PROBLEM STATEMENT |
Extract the records below word for word and ignore the images.

RECORDS FOR THIS TASK |
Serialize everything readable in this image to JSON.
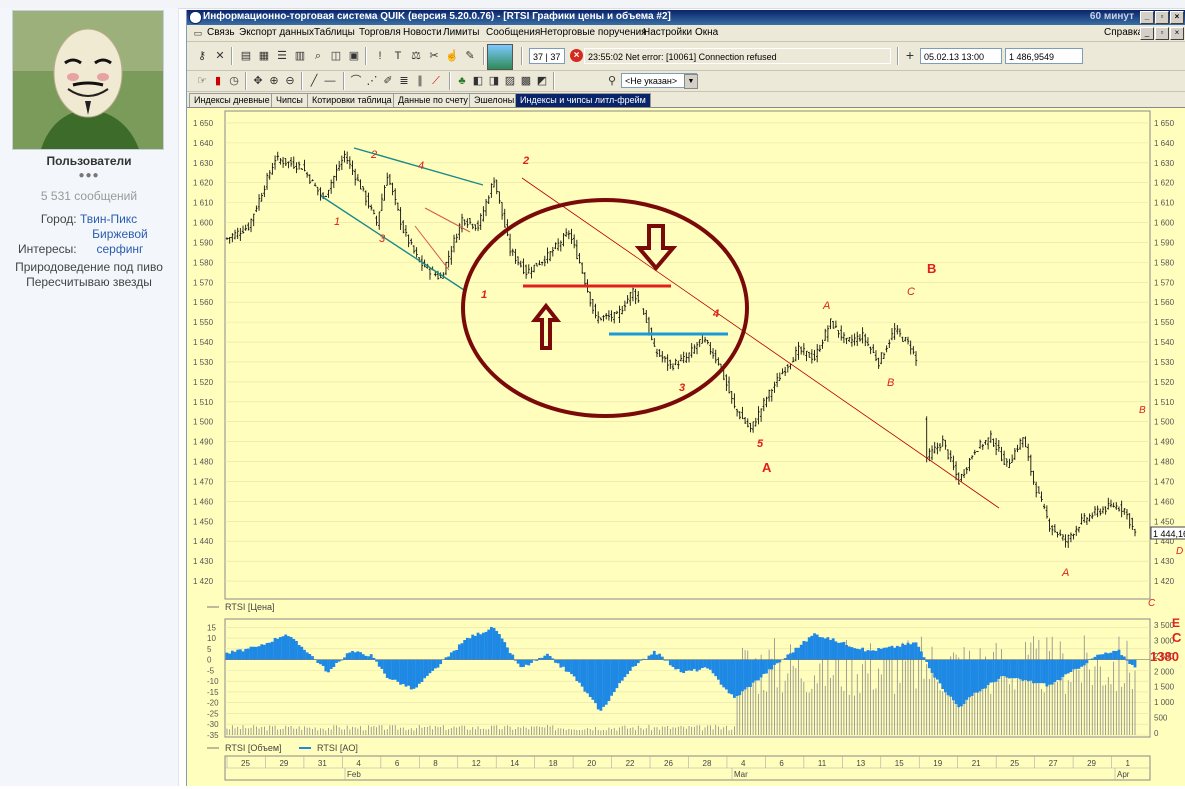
{
  "forum": {
    "username": "Пользователи",
    "rank_dots": "●●●",
    "post_count": "5 531 сообщений",
    "city_label": "Город:",
    "city": "Твин-Пикс",
    "interests_label": "Интересы:",
    "interests": "Биржевой серфинг",
    "hobby": "Природоведение под пиво",
    "stars": "Пересчитываю звезды"
  },
  "window": {
    "title": "Информационно-торговая система QUIK (версия 5.20.0.76) - [RTSI Графики цены и объема #2]",
    "timeframe": "60 минут",
    "menu": [
      "Связь",
      "Экспорт данных",
      "Таблицы",
      "Торговля",
      "Новости",
      "Лимиты",
      "Сообщения",
      "Неторговые поручения",
      "Настройки",
      "Окна"
    ],
    "help_menu": "Справка",
    "counter": "37 | 37",
    "status_message": "23:55:02  Net error: [10061] Connection refused",
    "cursor_date": "05.02.13 13:00",
    "cursor_value": "1 486,9549",
    "account_select": "<Не указан>",
    "tabs": [
      "Индексы дневные",
      "Чипсы",
      "Котировки таблица",
      "Данные по счету",
      "Эшелоны",
      "Индексы и чипсы литл-фрейм"
    ],
    "active_tab": 5
  },
  "chart_data": [
    {
      "type": "candlestick",
      "legend": "RTSI [Цена]",
      "ylim": [
        1412,
        1655
      ],
      "yticks": [
        1420,
        1430,
        1440,
        1450,
        1460,
        1470,
        1480,
        1490,
        1500,
        1510,
        1520,
        1530,
        1540,
        1550,
        1560,
        1570,
        1580,
        1590,
        1600,
        1610,
        1620,
        1630,
        1640,
        1650
      ],
      "last_value_label": "1 444,16",
      "key_points": [
        {
          "bar": 0,
          "price": 1592
        },
        {
          "bar": 8,
          "price": 1598
        },
        {
          "bar": 18,
          "price": 1632
        },
        {
          "bar": 28,
          "price": 1628
        },
        {
          "bar": 36,
          "price": 1612
        },
        {
          "bar": 44,
          "price": 1634
        },
        {
          "bar": 50,
          "price": 1618
        },
        {
          "bar": 56,
          "price": 1600
        },
        {
          "bar": 60,
          "price": 1624
        },
        {
          "bar": 66,
          "price": 1596
        },
        {
          "bar": 72,
          "price": 1580
        },
        {
          "bar": 80,
          "price": 1572
        },
        {
          "bar": 88,
          "price": 1602
        },
        {
          "bar": 94,
          "price": 1598
        },
        {
          "bar": 100,
          "price": 1622
        },
        {
          "bar": 106,
          "price": 1586
        },
        {
          "bar": 112,
          "price": 1575
        },
        {
          "bar": 120,
          "price": 1583
        },
        {
          "bar": 128,
          "price": 1595
        },
        {
          "bar": 132,
          "price": 1580
        },
        {
          "bar": 138,
          "price": 1552
        },
        {
          "bar": 146,
          "price": 1553
        },
        {
          "bar": 152,
          "price": 1566
        },
        {
          "bar": 156,
          "price": 1555
        },
        {
          "bar": 160,
          "price": 1536
        },
        {
          "bar": 166,
          "price": 1528
        },
        {
          "bar": 172,
          "price": 1532
        },
        {
          "bar": 178,
          "price": 1542
        },
        {
          "bar": 184,
          "price": 1530
        },
        {
          "bar": 190,
          "price": 1507
        },
        {
          "bar": 196,
          "price": 1496
        },
        {
          "bar": 202,
          "price": 1512
        },
        {
          "bar": 208,
          "price": 1525
        },
        {
          "bar": 214,
          "price": 1536
        },
        {
          "bar": 220,
          "price": 1532
        },
        {
          "bar": 226,
          "price": 1550
        },
        {
          "bar": 232,
          "price": 1540
        },
        {
          "bar": 238,
          "price": 1543
        },
        {
          "bar": 244,
          "price": 1530
        },
        {
          "bar": 250,
          "price": 1546
        },
        {
          "bar": 256,
          "price": 1538
        },
        {
          "bar": 260,
          "price": 1523
        },
        {
          "bar": 262,
          "price": 1482
        },
        {
          "bar": 268,
          "price": 1490
        },
        {
          "bar": 274,
          "price": 1470
        },
        {
          "bar": 280,
          "price": 1486
        },
        {
          "bar": 286,
          "price": 1492
        },
        {
          "bar": 292,
          "price": 1478
        },
        {
          "bar": 298,
          "price": 1492
        },
        {
          "bar": 302,
          "price": 1470
        },
        {
          "bar": 308,
          "price": 1448
        },
        {
          "bar": 314,
          "price": 1440
        },
        {
          "bar": 320,
          "price": 1450
        },
        {
          "bar": 326,
          "price": 1455
        },
        {
          "bar": 332,
          "price": 1458
        },
        {
          "bar": 336,
          "price": 1456
        },
        {
          "bar": 340,
          "price": 1444
        }
      ],
      "annotations": [
        "1",
        "2",
        "3",
        "4",
        "1",
        "2",
        "3",
        "4",
        "5",
        "A",
        "A",
        "B",
        "C",
        "B",
        "A",
        "B",
        "C",
        "D",
        "E",
        "C"
      ]
    },
    {
      "type": "histogram",
      "legend": [
        "RTSI [Объем]",
        "RTSI [AO]"
      ],
      "ylim": [
        -35,
        17
      ],
      "yticks_left": [
        15,
        10,
        5,
        0,
        -5,
        -10,
        -15,
        -20,
        -25,
        -30,
        -35
      ],
      "yticks_right": [
        "3 500",
        "3 000",
        "2 500",
        "2 000",
        "1 500",
        "1 000",
        "500",
        "0"
      ],
      "ao_key_points": [
        {
          "bar": 0,
          "v": 3
        },
        {
          "bar": 12,
          "v": 6
        },
        {
          "bar": 22,
          "v": 12
        },
        {
          "bar": 30,
          "v": 4
        },
        {
          "bar": 38,
          "v": -6
        },
        {
          "bar": 46,
          "v": 4
        },
        {
          "bar": 54,
          "v": 2
        },
        {
          "bar": 60,
          "v": -8
        },
        {
          "bar": 70,
          "v": -14
        },
        {
          "bar": 80,
          "v": -2
        },
        {
          "bar": 90,
          "v": 10
        },
        {
          "bar": 100,
          "v": 15
        },
        {
          "bar": 110,
          "v": -4
        },
        {
          "bar": 120,
          "v": 2
        },
        {
          "bar": 130,
          "v": -8
        },
        {
          "bar": 140,
          "v": -24
        },
        {
          "bar": 150,
          "v": -6
        },
        {
          "bar": 160,
          "v": 4
        },
        {
          "bar": 170,
          "v": -6
        },
        {
          "bar": 180,
          "v": -4
        },
        {
          "bar": 190,
          "v": -18
        },
        {
          "bar": 200,
          "v": -8
        },
        {
          "bar": 210,
          "v": 2
        },
        {
          "bar": 220,
          "v": 12
        },
        {
          "bar": 230,
          "v": 8
        },
        {
          "bar": 240,
          "v": 4
        },
        {
          "bar": 250,
          "v": 6
        },
        {
          "bar": 258,
          "v": 8
        },
        {
          "bar": 266,
          "v": -10
        },
        {
          "bar": 274,
          "v": -22
        },
        {
          "bar": 280,
          "v": -16
        },
        {
          "bar": 290,
          "v": -8
        },
        {
          "bar": 300,
          "v": -10
        },
        {
          "bar": 308,
          "v": -12
        },
        {
          "bar": 316,
          "v": -6
        },
        {
          "bar": 326,
          "v": 2
        },
        {
          "bar": 334,
          "v": 4
        },
        {
          "bar": 340,
          "v": -4
        }
      ],
      "side_label": "1380"
    }
  ],
  "time_axis": {
    "days": [
      "25",
      "29",
      "31",
      "4",
      "6",
      "8",
      "12",
      "14",
      "18",
      "20",
      "22",
      "26",
      "28",
      "4",
      "6",
      "11",
      "13",
      "15",
      "19",
      "21",
      "25",
      "27",
      "29",
      "1"
    ],
    "months": [
      "Feb",
      "Mar",
      "Apr"
    ]
  }
}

RESULT |
Serialize everything readable in this image to JSON.
{
  "forum": {
    "username": "Пользователи",
    "rank_dots": "●●●",
    "post_count": "5 531 сообщений",
    "city_label": "Город:",
    "city": "Твин-Пикс",
    "interests_label": "Интересы:",
    "interests": "Биржевой серфинг",
    "hobby": "Природоведение под пиво",
    "stars": "Пересчитываю звезды"
  },
  "window": {
    "title": "Информационно-торговая система QUIK (версия 5.20.0.76) - [RTSI Графики цены и объема #2]",
    "timeframe": "60 минут",
    "menu": [
      "Связь",
      "Экспорт данных",
      "Таблицы",
      "Торговля",
      "Новости",
      "Лимиты",
      "Сообщения",
      "Неторговые поручения",
      "Настройки",
      "Окна"
    ],
    "help_menu": "Справка",
    "counter": "37 | 37",
    "status_message": "23:55:02  Net error: [10061] Connection refused",
    "cursor_date": "05.02.13 13:00",
    "cursor_value": "1 486,9549",
    "account_select": "<Не указан>",
    "tabs": [
      "Индексы дневные",
      "Чипсы",
      "Котировки таблица",
      "Данные по счету",
      "Эшелоны",
      "Индексы и чипсы литл-фрейм"
    ],
    "active_tab": 5
  },
  "chart_data": [
    {
      "type": "candlestick",
      "legend": "RTSI [Цена]",
      "ylim": [
        1412,
        1655
      ],
      "yticks": [
        1420,
        1430,
        1440,
        1450,
        1460,
        1470,
        1480,
        1490,
        1500,
        1510,
        1520,
        1530,
        1540,
        1550,
        1560,
        1570,
        1580,
        1590,
        1600,
        1610,
        1620,
        1630,
        1640,
        1650
      ],
      "last_value_label": "1 444,16",
      "key_points": [
        {
          "bar": 0,
          "price": 1592
        },
        {
          "bar": 8,
          "price": 1598
        },
        {
          "bar": 18,
          "price": 1632
        },
        {
          "bar": 28,
          "price": 1628
        },
        {
          "bar": 36,
          "price": 1612
        },
        {
          "bar": 44,
          "price": 1634
        },
        {
          "bar": 50,
          "price": 1618
        },
        {
          "bar": 56,
          "price": 1600
        },
        {
          "bar": 60,
          "price": 1624
        },
        {
          "bar": 66,
          "price": 1596
        },
        {
          "bar": 72,
          "price": 1580
        },
        {
          "bar": 80,
          "price": 1572
        },
        {
          "bar": 88,
          "price": 1602
        },
        {
          "bar": 94,
          "price": 1598
        },
        {
          "bar": 100,
          "price": 1622
        },
        {
          "bar": 106,
          "price": 1586
        },
        {
          "bar": 112,
          "price": 1575
        },
        {
          "bar": 120,
          "price": 1583
        },
        {
          "bar": 128,
          "price": 1595
        },
        {
          "bar": 132,
          "price": 1580
        },
        {
          "bar": 138,
          "price": 1552
        },
        {
          "bar": 146,
          "price": 1553
        },
        {
          "bar": 152,
          "price": 1566
        },
        {
          "bar": 156,
          "price": 1555
        },
        {
          "bar": 160,
          "price": 1536
        },
        {
          "bar": 166,
          "price": 1528
        },
        {
          "bar": 172,
          "price": 1532
        },
        {
          "bar": 178,
          "price": 1542
        },
        {
          "bar": 184,
          "price": 1530
        },
        {
          "bar": 190,
          "price": 1507
        },
        {
          "bar": 196,
          "price": 1496
        },
        {
          "bar": 202,
          "price": 1512
        },
        {
          "bar": 208,
          "price": 1525
        },
        {
          "bar": 214,
          "price": 1536
        },
        {
          "bar": 220,
          "price": 1532
        },
        {
          "bar": 226,
          "price": 1550
        },
        {
          "bar": 232,
          "price": 1540
        },
        {
          "bar": 238,
          "price": 1543
        },
        {
          "bar": 244,
          "price": 1530
        },
        {
          "bar": 250,
          "price": 1546
        },
        {
          "bar": 256,
          "price": 1538
        },
        {
          "bar": 260,
          "price": 1523
        },
        {
          "bar": 262,
          "price": 1482
        },
        {
          "bar": 268,
          "price": 1490
        },
        {
          "bar": 274,
          "price": 1470
        },
        {
          "bar": 280,
          "price": 1486
        },
        {
          "bar": 286,
          "price": 1492
        },
        {
          "bar": 292,
          "price": 1478
        },
        {
          "bar": 298,
          "price": 1492
        },
        {
          "bar": 302,
          "price": 1470
        },
        {
          "bar": 308,
          "price": 1448
        },
        {
          "bar": 314,
          "price": 1440
        },
        {
          "bar": 320,
          "price": 1450
        },
        {
          "bar": 326,
          "price": 1455
        },
        {
          "bar": 332,
          "price": 1458
        },
        {
          "bar": 336,
          "price": 1456
        },
        {
          "bar": 340,
          "price": 1444
        }
      ],
      "annotations": [
        "1",
        "2",
        "3",
        "4",
        "1",
        "2",
        "3",
        "4",
        "5",
        "A",
        "A",
        "B",
        "C",
        "B",
        "A",
        "B",
        "C",
        "D",
        "E",
        "C"
      ]
    },
    {
      "type": "histogram",
      "legend": [
        "RTSI [Объем]",
        "RTSI [AO]"
      ],
      "ylim": [
        -35,
        17
      ],
      "yticks_left": [
        15,
        10,
        5,
        0,
        -5,
        -10,
        -15,
        -20,
        -25,
        -30,
        -35
      ],
      "yticks_right": [
        "3 500",
        "3 000",
        "2 500",
        "2 000",
        "1 500",
        "1 000",
        "500",
        "0"
      ],
      "ao_key_points": [
        {
          "bar": 0,
          "v": 3
        },
        {
          "bar": 12,
          "v": 6
        },
        {
          "bar": 22,
          "v": 12
        },
        {
          "bar": 30,
          "v": 4
        },
        {
          "bar": 38,
          "v": -6
        },
        {
          "bar": 46,
          "v": 4
        },
        {
          "bar": 54,
          "v": 2
        },
        {
          "bar": 60,
          "v": -8
        },
        {
          "bar": 70,
          "v": -14
        },
        {
          "bar": 80,
          "v": -2
        },
        {
          "bar": 90,
          "v": 10
        },
        {
          "bar": 100,
          "v": 15
        },
        {
          "bar": 110,
          "v": -4
        },
        {
          "bar": 120,
          "v": 2
        },
        {
          "bar": 130,
          "v": -8
        },
        {
          "bar": 140,
          "v": -24
        },
        {
          "bar": 150,
          "v": -6
        },
        {
          "bar": 160,
          "v": 4
        },
        {
          "bar": 170,
          "v": -6
        },
        {
          "bar": 180,
          "v": -4
        },
        {
          "bar": 190,
          "v": -18
        },
        {
          "bar": 200,
          "v": -8
        },
        {
          "bar": 210,
          "v": 2
        },
        {
          "bar": 220,
          "v": 12
        },
        {
          "bar": 230,
          "v": 8
        },
        {
          "bar": 240,
          "v": 4
        },
        {
          "bar": 250,
          "v": 6
        },
        {
          "bar": 258,
          "v": 8
        },
        {
          "bar": 266,
          "v": -10
        },
        {
          "bar": 274,
          "v": -22
        },
        {
          "bar": 280,
          "v": -16
        },
        {
          "bar": 290,
          "v": -8
        },
        {
          "bar": 300,
          "v": -10
        },
        {
          "bar": 308,
          "v": -12
        },
        {
          "bar": 316,
          "v": -6
        },
        {
          "bar": 326,
          "v": 2
        },
        {
          "bar": 334,
          "v": 4
        },
        {
          "bar": 340,
          "v": -4
        }
      ],
      "side_label": "1380"
    }
  ],
  "time_axis": {
    "days": [
      "25",
      "29",
      "31",
      "4",
      "6",
      "8",
      "12",
      "14",
      "18",
      "20",
      "22",
      "26",
      "28",
      "4",
      "6",
      "11",
      "13",
      "15",
      "19",
      "21",
      "25",
      "27",
      "29",
      "1"
    ],
    "months": [
      "Feb",
      "Mar",
      "Apr"
    ]
  }
}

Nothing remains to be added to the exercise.